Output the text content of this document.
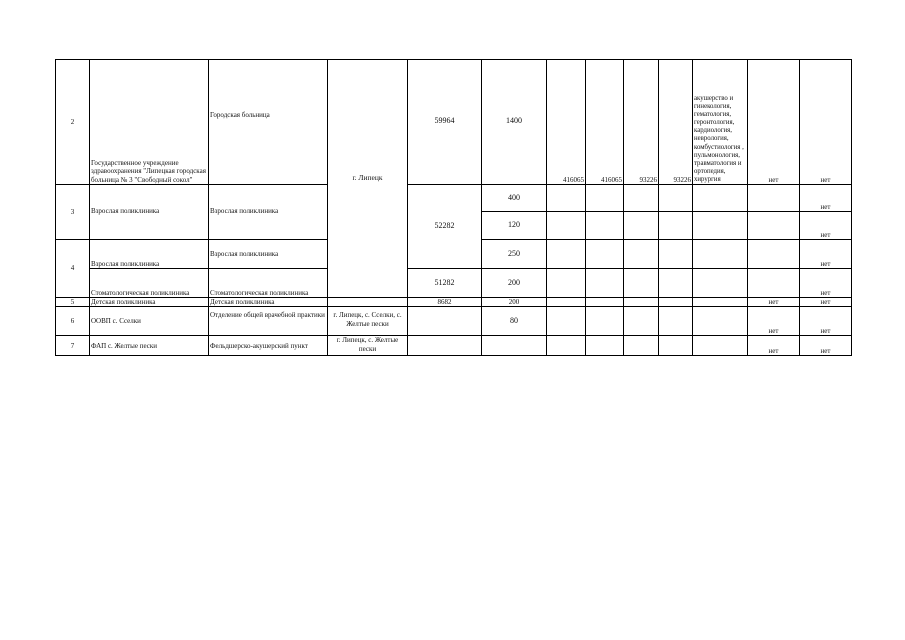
2	Государственное учреждение здравоохранения "Липецкая городская больница № 3 "Свободный сокол"	Городская больница	г. Липецк	59964	1400	416065	416065	93226	93226	акушерство и гинекология, гематология, геронтология, кардиология, неврология, комбустиология , пульмонология, травматология и ортопедия, хирургия	нет	нет	
3	Взрослая поликлиника	Взрослая поликлиника		52282	400							нет	
					120							нет	
4	Взрослая поликлиника	Взрослая поликлиника			250							нет	
	Стоматологическая поликлиника	Стоматологическая поликлиника		51282	200							нет	
5	Детская поликлиника	Детская поликлиника		8682	200						нет	нет	
6	ООВП с. Сселки	Отделение общей врачебной практики	г. Липецк, с. Сселки, с. Желтые пески		80						нет	нет	
7	ФАП с. Желтые пески	Фельдшерско-акушерский пункт	г. Липецк, с. Желтые пески								нет	нет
----------
**YOUR TASK:**
Copy the entries above faithfully and omit every image.

**REPLY TO THE TASK:**
Output the text content of this document.
2	Государственное учреждение здравоохранения "Липецкая городская больница № 3 "Свободный сокол"	Городская больница	г. Липецк	59964	1400	416065	416065	93226	93226	акушерство и гинекология, гематология, геронтология, кардиология, неврология, комбустиология , пульмонология, травматология и ортопедия, хирургия	нет	нет	
3	Взрослая поликлиника	Взрослая поликлиника		52282	400							нет	
					120							нет	
4	Взрослая поликлиника	Взрослая поликлиника			250							нет	
	Стоматологическая поликлиника	Стоматологическая поликлиника		51282	200							нет	
5	Детская поликлиника	Детская поликлиника		8682	200						нет	нет	
6	ООВП с. Сселки	Отделение общей врачебной практики	г. Липецк, с. Сселки, с. Желтые пески		80						нет	нет	
7	ФАП с. Желтые пески	Фельдшерско-акушерский пункт	г. Липецк, с. Желтые пески								нет	нет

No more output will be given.